STATED GOAL >> All of the data should be output character for character, except the pictures.

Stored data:
-------------------------

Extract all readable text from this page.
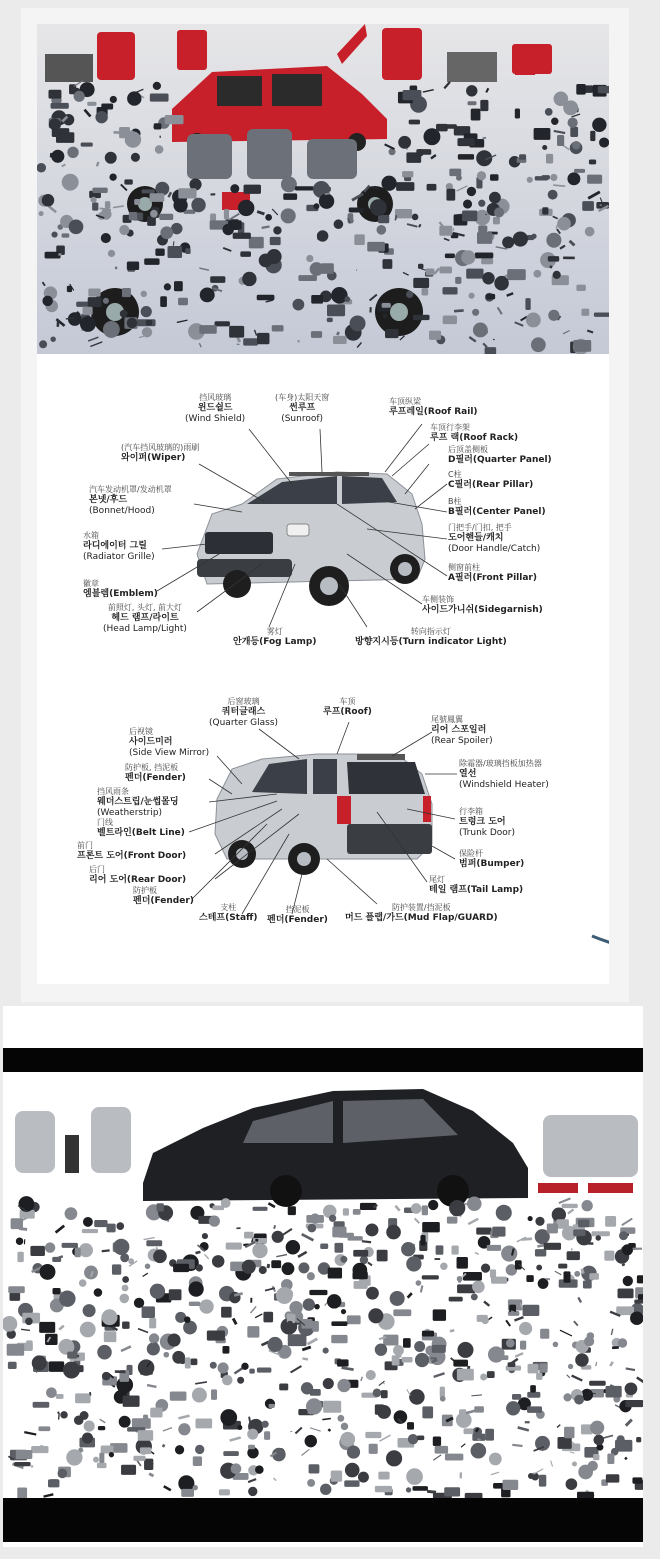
挡风玻璃
윈드쉴드
(Wind Shield)
(车身)太阳天窗
썬루프
(Sunroof)
车顶纵梁
루프레일(Roof Rail)
车顶行李架
루프 랙(Roof Rack)
后顶盖侧板
D필러(Quarter Panel)
C柱
C필러(Rear Pillar)
B柱
B필러(Center Panel)
门把手/门扣, 把手
도어핸들/캐치
(Door Handle/Catch)
侧窗前柱
A필러(Front Pillar)
车侧装饰
사이드가니쉬(Sidegarnish)
(汽车挡风玻璃的)雨刷
와이퍼(Wiper)
汽车发动机罩/发动机罩
본넷/후드
(Bonnet/Hood)
水箱
라디에이터 그릴
(Radiator Grille)
徽章
엠블렘(Emblem)
前照灯, 头灯, 前大灯
헤드 램프/라이트
(Head Lamp/Light)	雾灯
안개등(Fog Lamp)
转向指示灯
방향지시등(Turn indicator Light)
后窗玻璃
쿼터글래스
(Quarter Glass)
车顶
루프(Roof)
尾號鳳翼
리어 스포일러
(Rear Spoiler)
后视镜
사이드미러
(Side View Mirror)
防护板, 挡泥板
펜더(Fender)
挡风雨条
웨더스트립/눈썹몰딩
(Weatherstrip)
门线
벨트라인(Belt Line)
前门
프론트 도어(Front Door)
后门
리어 도어(Rear Door)
防护板
펜더(Fender)
支柱
스테프(Staff)
挡泥板
펜더(Fender)
防护装置/挡泥板
머드 플랩/가드(Mud Flap/GUARD)
除霜器/玻璃挡板加热器
열선
(Windshield Heater)
行李箱
트렁크 도어
(Trunk Door)
保险杆
범퍼(Bumper)
尾灯
테일 램프(Tail Lamp)
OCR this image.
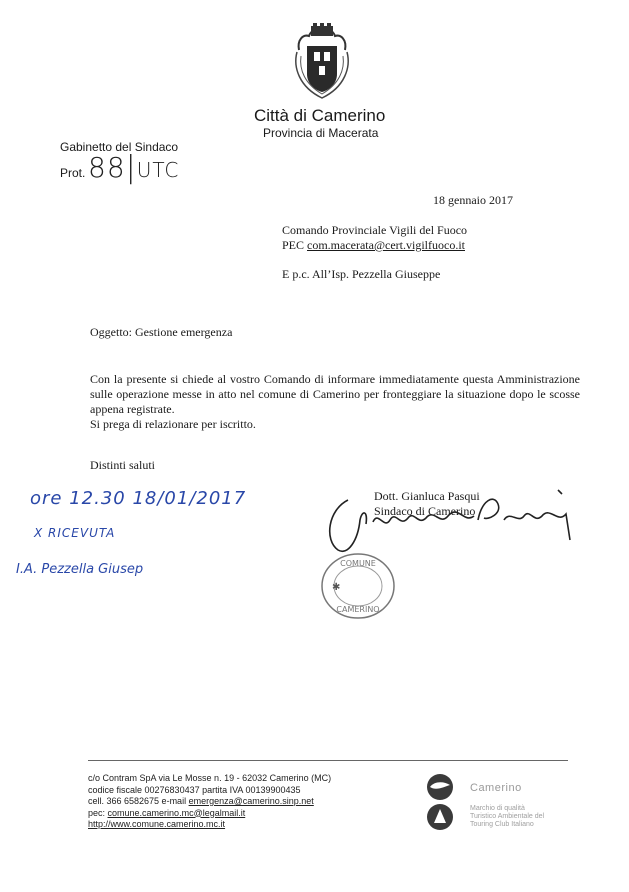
Città di Camerino
Provincia di Macerata
Gabinetto del Sindaco
Prot. 88|UTC
18 gennaio 2017
Comando Provinciale Vigili del Fuoco
PEC com.macerata@cert.vigilfuoco.it
E p.c. All’Isp. Pezzella Giuseppe
Oggetto: Gestione emergenza

Con la presente si chiede al vostro Comando di informare immediatamente questa Amministrazione sulle operazione messe in atto nel comune di Camerino per fronteggiare la situazione dopo le scosse appena registrate.

Si prega di relazionare per iscritto.

Distinti saluti
ore 12.30 18/01/2017
X RICEVUTA
I.A. Pezzella Giusep
Dott. Gianluca Pasqui
Sindaco di Camerino
COMUNE
CAMERINO
✱
c/o Contram SpA via Le Mosse n. 19 - 62032 Camerino (MC)
codice fiscale 00276830437 partita IVA 00139900435
cell. 366 6582675 e-mail emergenza@camerino.sinp.net
pec: comune.camerino.mc@legalmail.it
http://www.comune.camerino.mc.it
Camerino
Marchio di qualità
Turistico Ambientale del
Touring Club Italiano
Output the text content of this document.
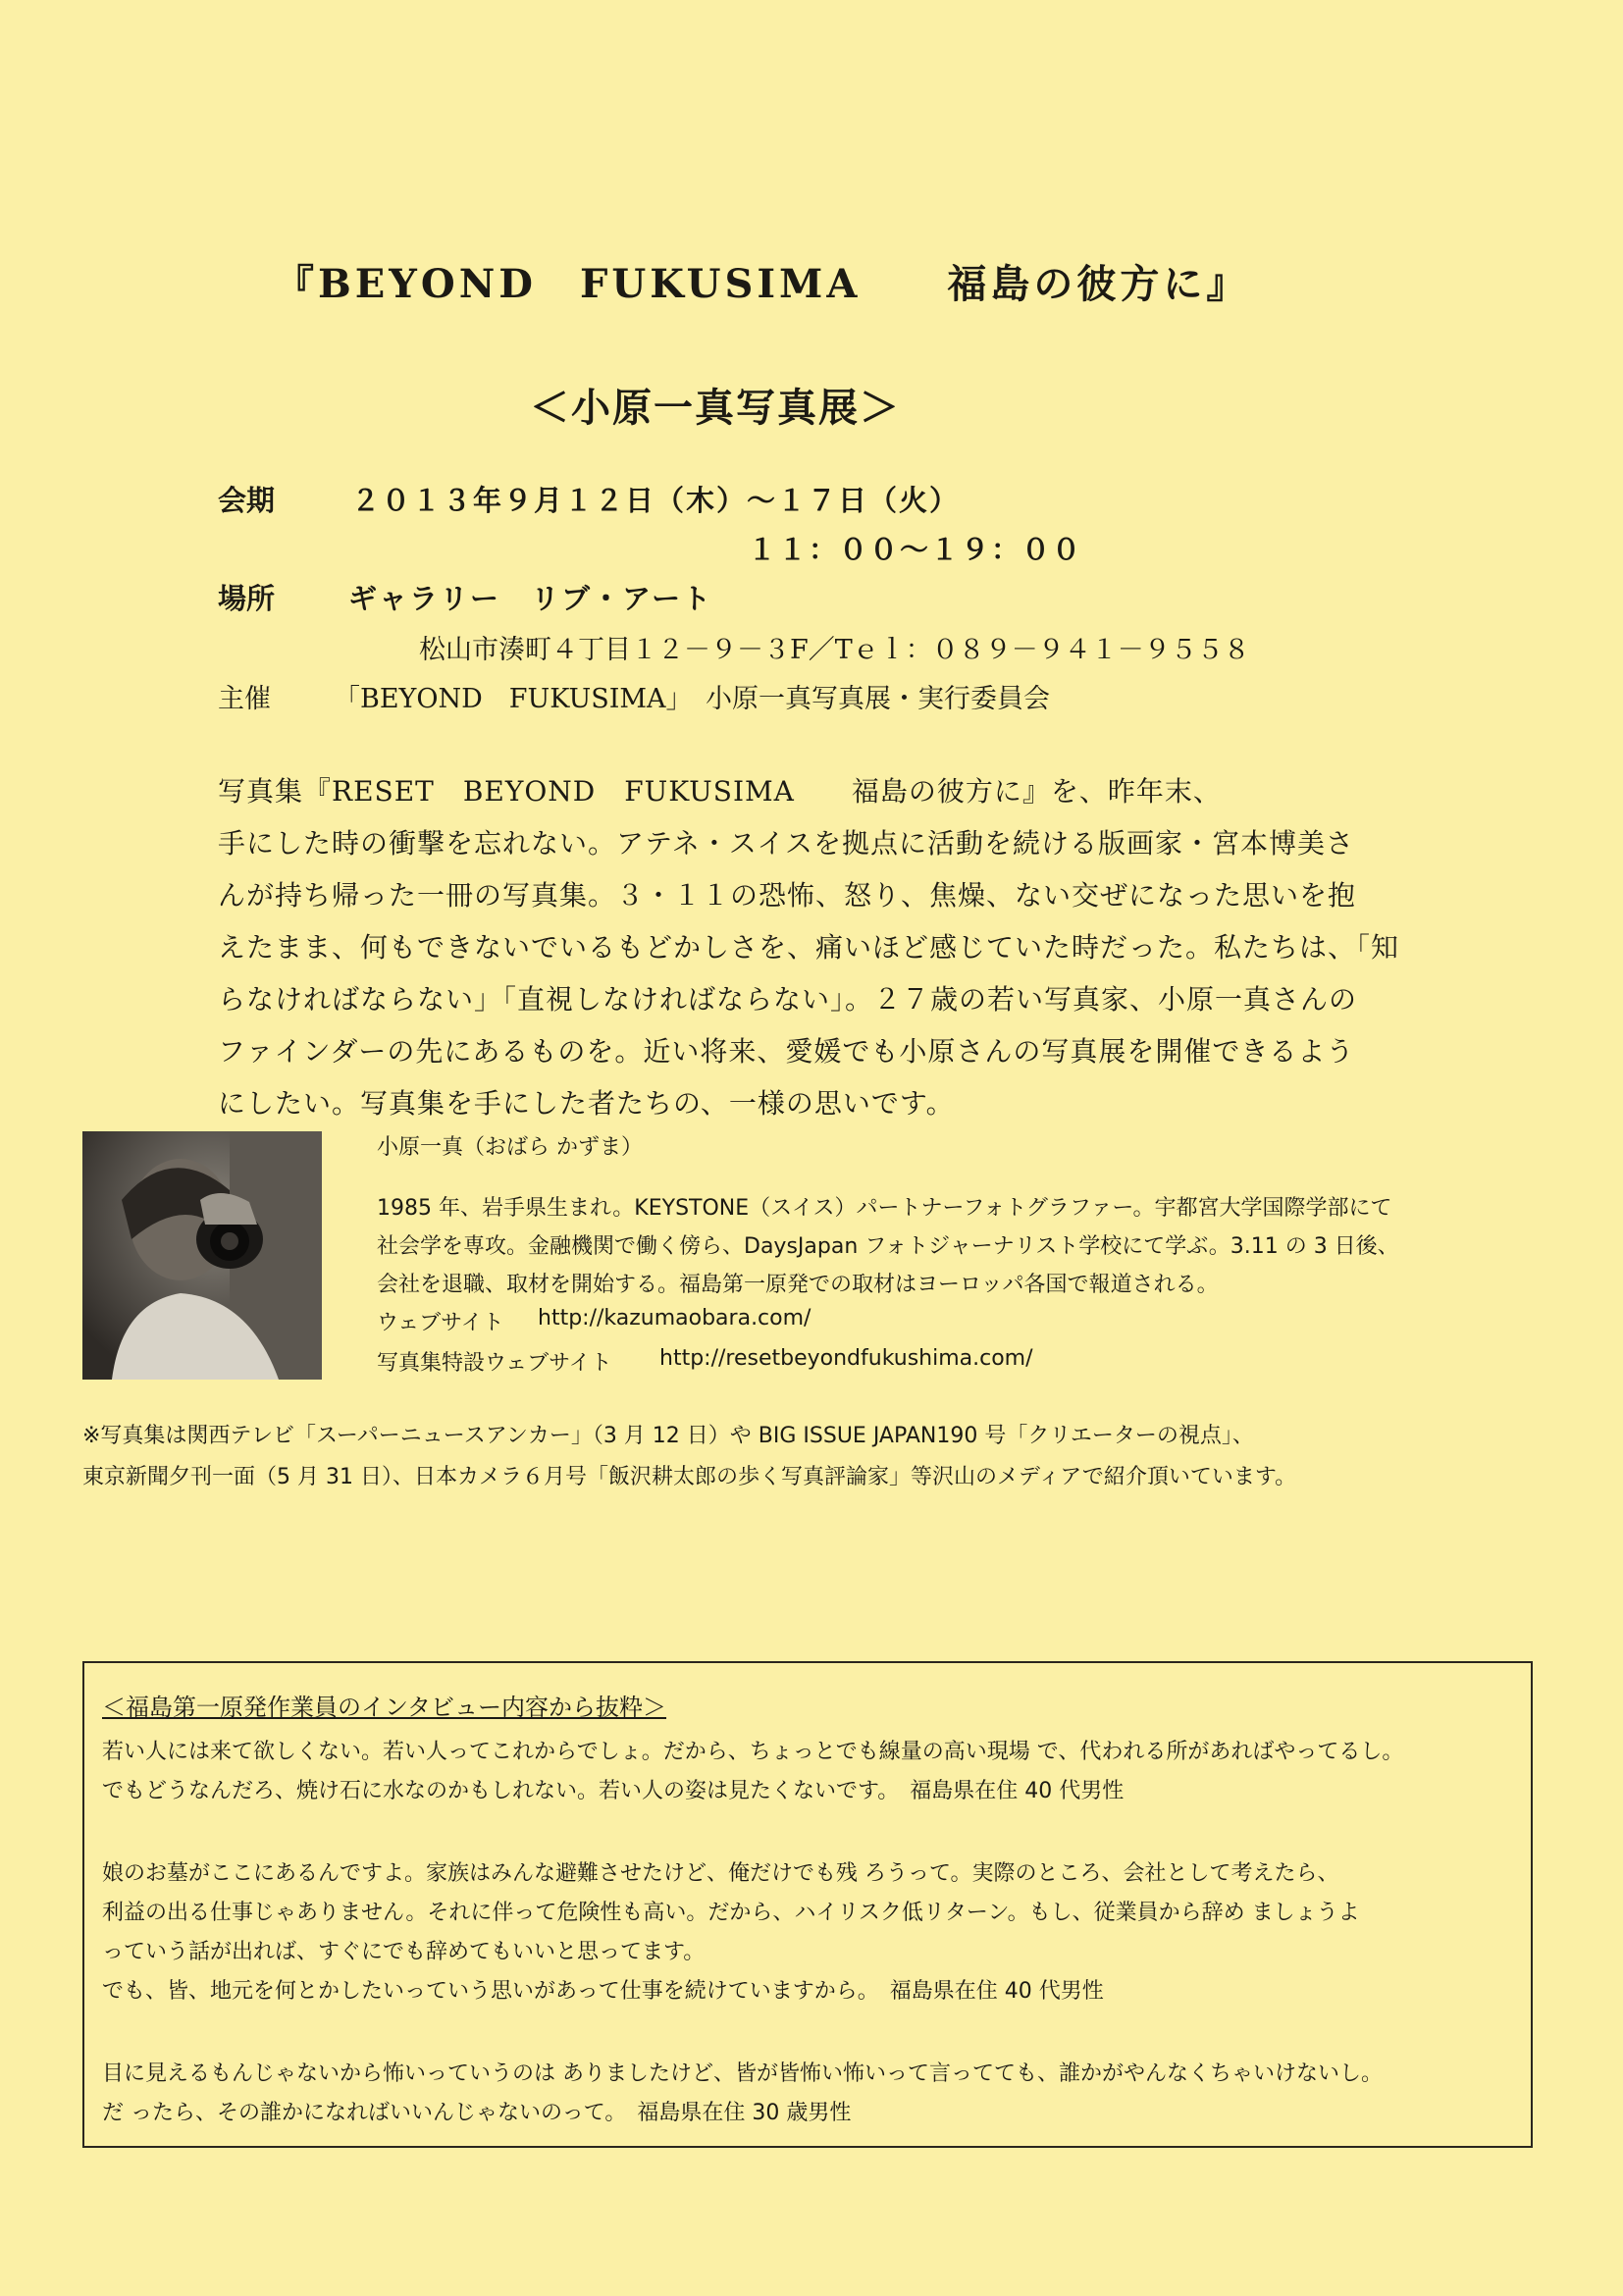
『BEYOND　FUKUSIMA　　福島の彼方に』
＜小原一真写真展＞
会期	２０１３年９月１２日（木）～１７日（火）
１１：００～１９：００
場所	ギャラリー　リブ・アート
松山市湊町４丁目１２－９－３F／Tｅｌ：０８９－９４１－９５５８
主催 「BEYOND　FUKUSIMA」　小原一真写真展・実行委員会
写真集『RESET　BEYOND　FUKUSIMA　　福島の彼方に』を、昨年末、
手にした時の衝撃を忘れない。アテネ・スイスを拠点に活動を続ける版画家・宮本博美さ
んが持ち帰った一冊の写真集。３・１１の恐怖、怒り、焦燥、ない交ぜになった思いを抱
えたまま、何もできないでいるもどかしさを、痛いほど感じていた時だった。私たちは、「知
らなければならない」「直視しなければならない」。２７歳の若い写真家、小原一真さんの
ファインダーの先にあるものを。近い将来、愛媛でも小原さんの写真展を開催できるよう
にしたい。写真集を手にした者たちの、一様の思いです。
小原一真（おばら かずま）
1985 年、岩手県生まれ。KEYSTONE（スイス）パートナーフォトグラファー。宇都宮大学国際学部にて
社会学を専攻。金融機関で働く傍ら、DaysJapan フォトジャーナリスト学校にて学ぶ。3.11 の 3 日後、
会社を退職、取材を開始する。福島第一原発での取材はヨーロッパ各国で報道される。
ウェブサイト http://kazumaobara.com/
写真集特設ウェブサイト http://resetbeyondfukushima.com/
※写真集は関西テレビ「スーパーニュースアンカー」（3 月 12 日）や BIG ISSUE JAPAN190 号「クリエーターの視点」、
東京新聞夕刊一面（5 月 31 日）、日本カメラ６月号「飯沢耕太郎の歩く写真評論家」等沢山のメディアで紹介頂いています。
＜福島第一原発作業員のインタビュー内容から抜粋＞
若い人には来て欲しくない。若い人ってこれからでしょ。だから、ちょっとでも線量の高い現場 で、代われる所があればやってるし。
でもどうなんだろ、焼け石に水なのかもしれない。若い人の姿は見たくないです。　福島県在住 40 代男性
娘のお墓がここにあるんですよ。家族はみんな避難させたけど、俺だけでも残 ろうって。実際のところ、会社として考えたら、
利益の出る仕事じゃありません。それに伴って危険性も高い。だから、ハイリスク低リターン。もし、従業員から辞め ましょうよ
っていう話が出れば、すぐにでも辞めてもいいと思ってます。
でも、皆、地元を何とかしたいっていう思いがあって仕事を続けていますから。　福島県在住 40 代男性
目に見えるもんじゃないから怖いっていうのは ありましたけど、皆が皆怖い怖いって言ってても、誰かがやんなくちゃいけないし。
だ ったら、その誰かになればいいんじゃないのって。　福島県在住 30 歳男性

-------------------------

ANSWER FOR THIS EXERCISE >>
Extract all readable text from this page.
挡风玻璃
윈드쉴드
(Wind Shield)
(车身)太阳天窗
썬루프
(Sunroof)
车顶纵梁
루프레일(Roof Rail)
车顶行李架
루프 랙(Roof Rack)
后顶盖侧板
D필러(Quarter Panel)
C柱
C필러(Rear Pillar)
B柱
B필러(Center Panel)
门把手/门扣, 把手
도어핸들/캐치
(Door Handle/Catch)
侧窗前柱
A필러(Front Pillar)
车侧装饰
사이드가니쉬(Sidegarnish)
(汽车挡风玻璃的)雨刷
와이퍼(Wiper)
汽车发动机罩/发动机罩
본넷/후드
(Bonnet/Hood)
水箱
라디에이터 그릴
(Radiator Grille)
徽章
엠블렘(Emblem)
前照灯, 头灯, 前大灯
헤드 램프/라이트
(Head Lamp/Light)	雾灯
안개등(Fog Lamp)
转向指示灯
방향지시등(Turn indicator Light)
后窗玻璃
쿼터글래스
(Quarter Glass)
车顶
루프(Roof)
尾號鳳翼
리어 스포일러
(Rear Spoiler)
后视镜
사이드미러
(Side View Mirror)
防护板, 挡泥板
펜더(Fender)
挡风雨条
웨더스트립/눈썹몰딩
(Weatherstrip)
门线
벨트라인(Belt Line)
前门
프론트 도어(Front Door)
后门
리어 도어(Rear Door)
防护板
펜더(Fender)
支柱
스테프(Staff)
挡泥板
펜더(Fender)
防护装置/挡泥板
머드 플랩/가드(Mud Flap/GUARD)
除霜器/玻璃挡板加热器
열선
(Windshield Heater)
行李箱
트렁크 도어
(Trunk Door)
保险杆
범퍼(Bumper)
尾灯
테일 램프(Tail Lamp)
OCR this image.
Città di Camerino
Provincia di Macerata
Gabinetto del Sindaco
Prot. 88|UTC
18 gennaio 2017
Comando Provinciale Vigili del Fuoco
PEC com.macerata@cert.vigilfuoco.it
E p.c. All’Isp. Pezzella Giuseppe
Oggetto: Gestione emergenza

Con la presente si chiede al vostro Comando di informare immediatamente questa Amministrazione sulle operazione messe in atto nel comune di Camerino per fronteggiare la situazione dopo le scosse appena registrate.

Si prega di relazionare per iscritto.

Distinti saluti
ore 12.30 18/01/2017
X RICEVUTA
I.A. Pezzella Giusep
Dott. Gianluca Pasqui
Sindaco di Camerino
COMUNE
CAMERINO
✱
c/o Contram SpA via Le Mosse n. 19 - 62032 Camerino (MC)
codice fiscale 00276830437 partita IVA 00139900435
cell. 366 6582675 e-mail emergenza@camerino.sinp.net
pec: comune.camerino.mc@legalmail.it
http://www.comune.camerino.mc.it
Camerino
Marchio di qualità
Turistico Ambientale del
Touring Club Italiano
Output the text content of this document.
『BEYOND　FUKUSIMA　　福島の彼方に』
＜小原一真写真展＞
会期	２０１３年９月１２日（木）～１７日（火）
１１：００～１９：００
場所	ギャラリー　リブ・アート
松山市湊町４丁目１２－９－３F／Tｅｌ：０８９－９４１－９５５８
主催 「BEYOND　FUKUSIMA」　小原一真写真展・実行委員会
写真集『RESET　BEYOND　FUKUSIMA　　福島の彼方に』を、昨年末、
手にした時の衝撃を忘れない。アテネ・スイスを拠点に活動を続ける版画家・宮本博美さ
んが持ち帰った一冊の写真集。３・１１の恐怖、怒り、焦燥、ない交ぜになった思いを抱
えたまま、何もできないでいるもどかしさを、痛いほど感じていた時だった。私たちは、「知
らなければならない」「直視しなければならない」。２７歳の若い写真家、小原一真さんの
ファインダーの先にあるものを。近い将来、愛媛でも小原さんの写真展を開催できるよう
にしたい。写真集を手にした者たちの、一様の思いです。
小原一真（おばら かずま）
1985 年、岩手県生まれ。KEYSTONE（スイス）パートナーフォトグラファー。宇都宮大学国際学部にて
社会学を専攻。金融機関で働く傍ら、DaysJapan フォトジャーナリスト学校にて学ぶ。3.11 の 3 日後、
会社を退職、取材を開始する。福島第一原発での取材はヨーロッパ各国で報道される。
ウェブサイト http://kazumaobara.com/
写真集特設ウェブサイト http://resetbeyondfukushima.com/
※写真集は関西テレビ「スーパーニュースアンカー」（3 月 12 日）や BIG ISSUE JAPAN190 号「クリエーターの視点」、
東京新聞夕刊一面（5 月 31 日）、日本カメラ６月号「飯沢耕太郎の歩く写真評論家」等沢山のメディアで紹介頂いています。
＜福島第一原発作業員のインタビュー内容から抜粋＞
若い人には来て欲しくない。若い人ってこれからでしょ。だから、ちょっとでも線量の高い現場 で、代われる所があればやってるし。
でもどうなんだろ、焼け石に水なのかもしれない。若い人の姿は見たくないです。　福島県在住 40 代男性
娘のお墓がここにあるんですよ。家族はみんな避難させたけど、俺だけでも残 ろうって。実際のところ、会社として考えたら、
利益の出る仕事じゃありません。それに伴って危険性も高い。だから、ハイリスク低リターン。もし、従業員から辞め ましょうよ
っていう話が出れば、すぐにでも辞めてもいいと思ってます。
でも、皆、地元を何とかしたいっていう思いがあって仕事を続けていますから。　福島県在住 40 代男性
目に見えるもんじゃないから怖いっていうのは ありましたけど、皆が皆怖い怖いって言ってても、誰かがやんなくちゃいけないし。
だ ったら、その誰かになればいいんじゃないのって。　福島県在住 30 歳男性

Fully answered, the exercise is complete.